_What is asked_: Find every line in the records below that holds the word "IGMP", and copy it out.

* Begin *

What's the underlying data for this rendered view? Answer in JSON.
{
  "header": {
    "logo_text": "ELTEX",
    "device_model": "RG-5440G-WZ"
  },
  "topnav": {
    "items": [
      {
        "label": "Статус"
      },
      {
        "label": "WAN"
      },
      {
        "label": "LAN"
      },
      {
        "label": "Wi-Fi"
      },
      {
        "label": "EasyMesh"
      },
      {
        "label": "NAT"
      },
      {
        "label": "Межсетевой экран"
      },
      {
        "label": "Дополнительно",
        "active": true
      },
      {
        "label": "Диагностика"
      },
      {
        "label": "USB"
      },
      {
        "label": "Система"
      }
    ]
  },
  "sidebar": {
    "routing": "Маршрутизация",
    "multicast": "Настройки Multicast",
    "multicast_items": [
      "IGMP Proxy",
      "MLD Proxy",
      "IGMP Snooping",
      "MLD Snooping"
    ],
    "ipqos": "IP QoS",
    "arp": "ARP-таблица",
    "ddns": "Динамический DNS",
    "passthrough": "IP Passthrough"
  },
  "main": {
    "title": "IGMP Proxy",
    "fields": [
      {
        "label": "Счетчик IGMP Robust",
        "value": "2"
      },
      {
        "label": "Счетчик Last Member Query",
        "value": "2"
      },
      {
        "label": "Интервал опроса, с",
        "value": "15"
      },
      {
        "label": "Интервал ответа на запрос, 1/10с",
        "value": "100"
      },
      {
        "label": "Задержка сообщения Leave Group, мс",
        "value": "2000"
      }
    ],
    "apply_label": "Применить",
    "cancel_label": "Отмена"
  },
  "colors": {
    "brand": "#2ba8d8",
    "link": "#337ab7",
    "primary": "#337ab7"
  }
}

* End *
* Begin *

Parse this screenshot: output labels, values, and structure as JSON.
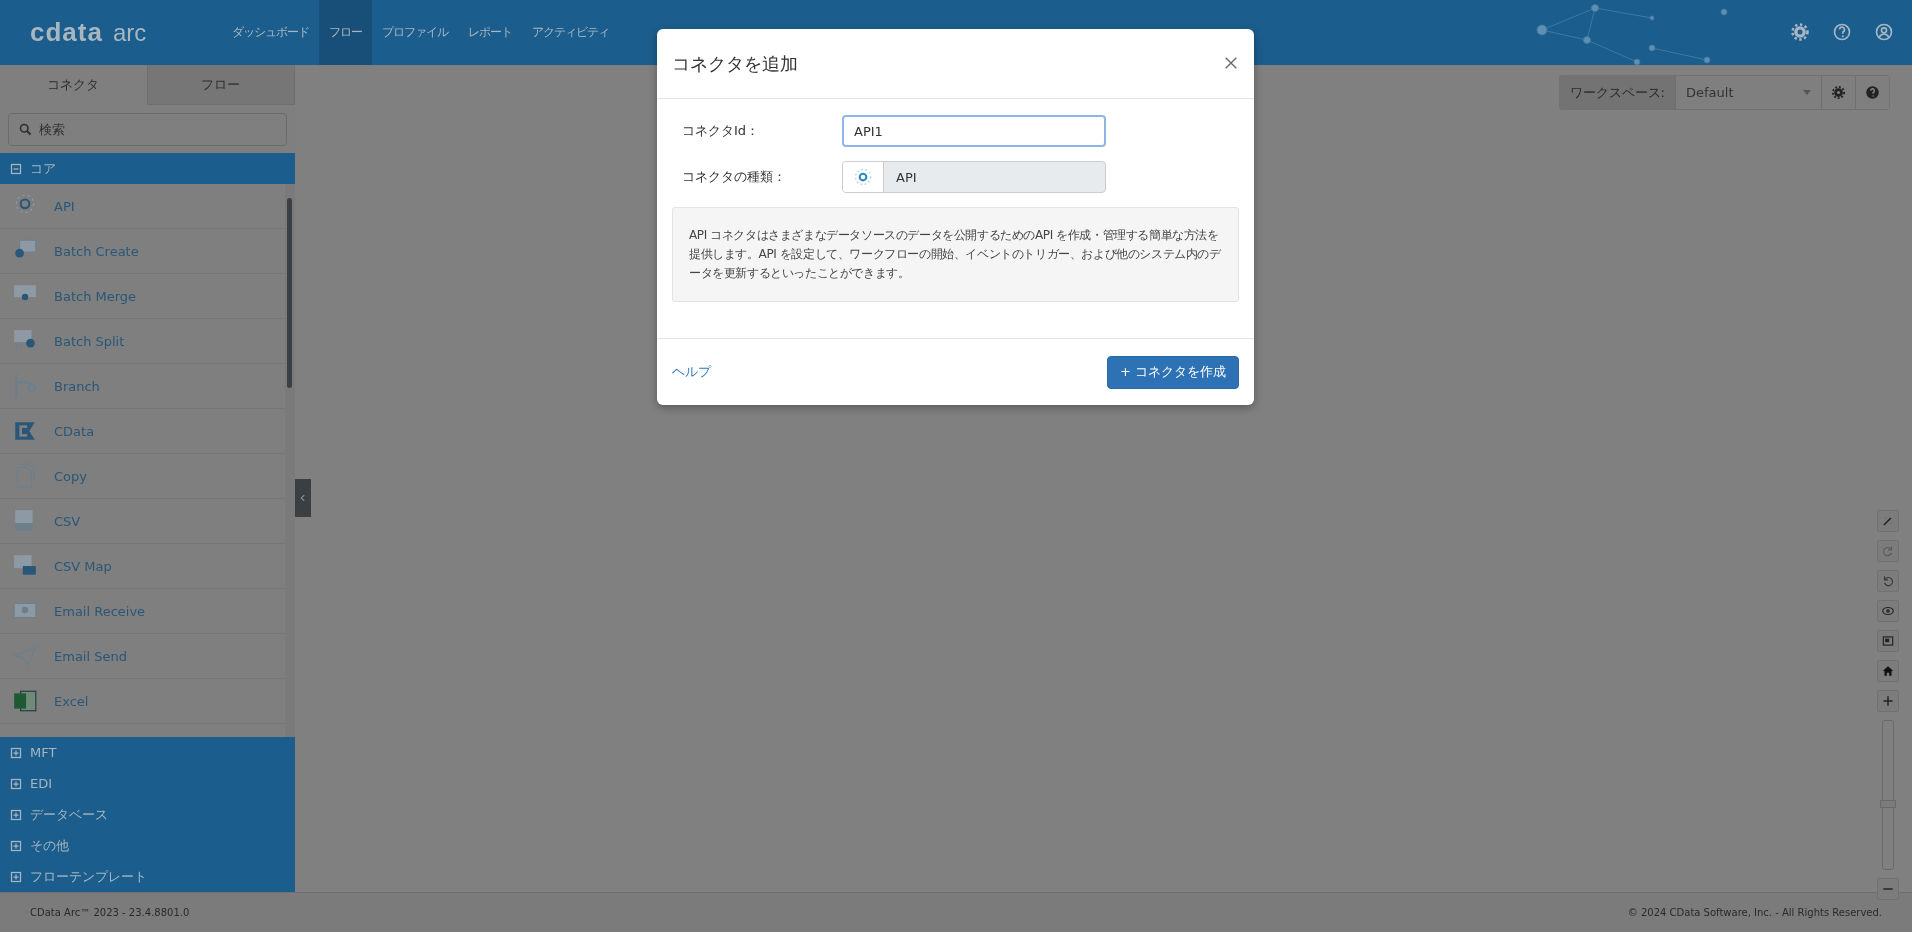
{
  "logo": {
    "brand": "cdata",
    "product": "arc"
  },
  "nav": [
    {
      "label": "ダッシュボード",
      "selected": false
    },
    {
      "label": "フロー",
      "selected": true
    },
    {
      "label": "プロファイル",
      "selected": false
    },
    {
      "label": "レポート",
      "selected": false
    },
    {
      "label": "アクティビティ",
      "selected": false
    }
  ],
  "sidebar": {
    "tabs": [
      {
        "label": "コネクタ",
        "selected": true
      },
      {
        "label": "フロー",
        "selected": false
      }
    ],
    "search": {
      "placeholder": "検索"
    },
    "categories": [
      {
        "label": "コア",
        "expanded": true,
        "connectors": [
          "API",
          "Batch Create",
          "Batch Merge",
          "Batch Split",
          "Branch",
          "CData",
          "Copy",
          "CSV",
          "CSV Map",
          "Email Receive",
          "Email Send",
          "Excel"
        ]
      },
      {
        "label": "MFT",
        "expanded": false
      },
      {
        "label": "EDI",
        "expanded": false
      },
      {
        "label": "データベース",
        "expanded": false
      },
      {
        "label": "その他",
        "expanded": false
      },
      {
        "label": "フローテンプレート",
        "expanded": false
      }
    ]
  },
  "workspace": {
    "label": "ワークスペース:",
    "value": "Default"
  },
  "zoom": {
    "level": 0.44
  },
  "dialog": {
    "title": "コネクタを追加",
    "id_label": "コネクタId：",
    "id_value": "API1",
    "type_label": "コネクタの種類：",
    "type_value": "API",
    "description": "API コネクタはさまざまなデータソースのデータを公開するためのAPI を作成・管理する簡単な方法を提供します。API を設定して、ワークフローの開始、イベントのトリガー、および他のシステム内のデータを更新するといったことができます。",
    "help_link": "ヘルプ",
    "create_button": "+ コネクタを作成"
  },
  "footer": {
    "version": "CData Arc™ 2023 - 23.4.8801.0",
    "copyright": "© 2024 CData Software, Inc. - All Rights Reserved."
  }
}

* End *
* Begin *

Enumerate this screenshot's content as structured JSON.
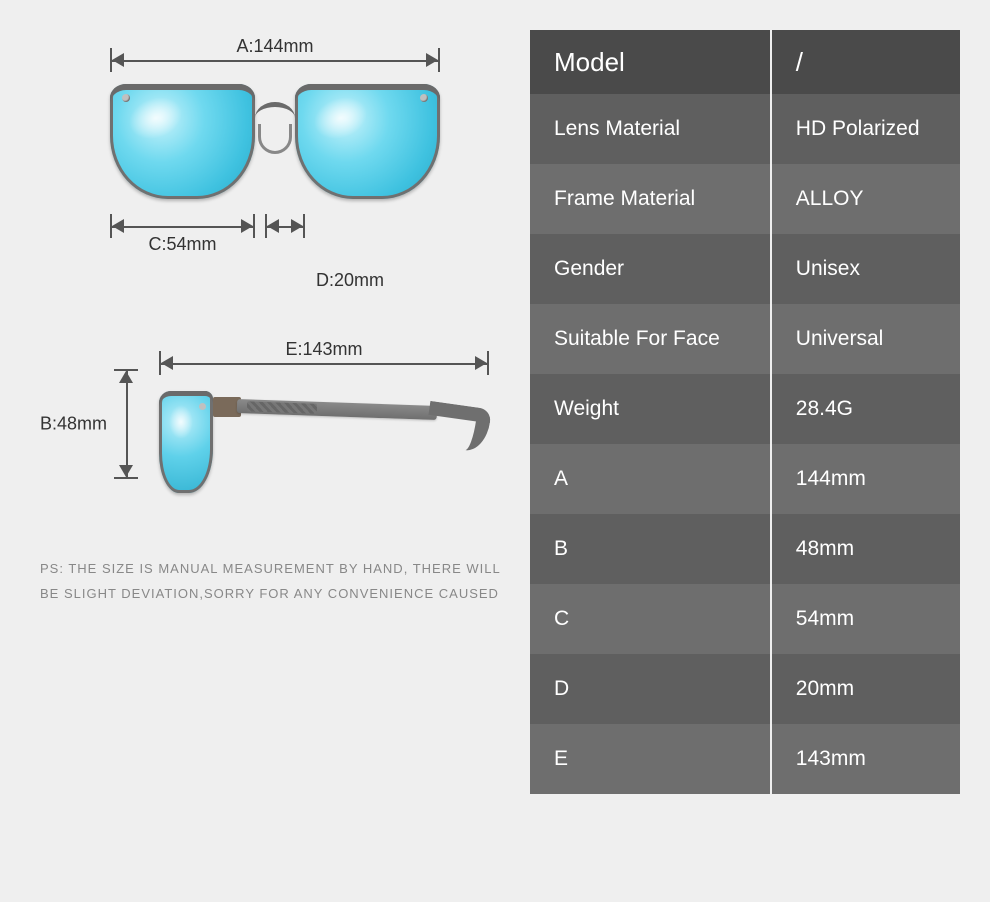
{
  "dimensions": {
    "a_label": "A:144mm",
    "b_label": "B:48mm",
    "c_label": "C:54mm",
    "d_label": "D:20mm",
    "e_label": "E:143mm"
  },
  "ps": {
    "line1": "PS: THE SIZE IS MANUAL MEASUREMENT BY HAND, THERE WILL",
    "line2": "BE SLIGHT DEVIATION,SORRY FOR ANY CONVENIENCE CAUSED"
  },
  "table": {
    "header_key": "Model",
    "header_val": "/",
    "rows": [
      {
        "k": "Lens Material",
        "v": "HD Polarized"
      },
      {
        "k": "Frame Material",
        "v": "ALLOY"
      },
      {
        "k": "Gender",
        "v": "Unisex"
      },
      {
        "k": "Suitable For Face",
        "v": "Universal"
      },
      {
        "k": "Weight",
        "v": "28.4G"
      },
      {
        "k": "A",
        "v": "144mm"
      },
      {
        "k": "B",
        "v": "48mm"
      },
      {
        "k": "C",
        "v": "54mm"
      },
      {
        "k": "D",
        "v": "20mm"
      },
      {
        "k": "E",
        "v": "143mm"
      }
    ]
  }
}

* End *

_Right answer_:
      "IGMP Proxy",
      "IGMP Snooping",
    "title": "IGMP Proxy",
        "label": "Счетчик IGMP Robust",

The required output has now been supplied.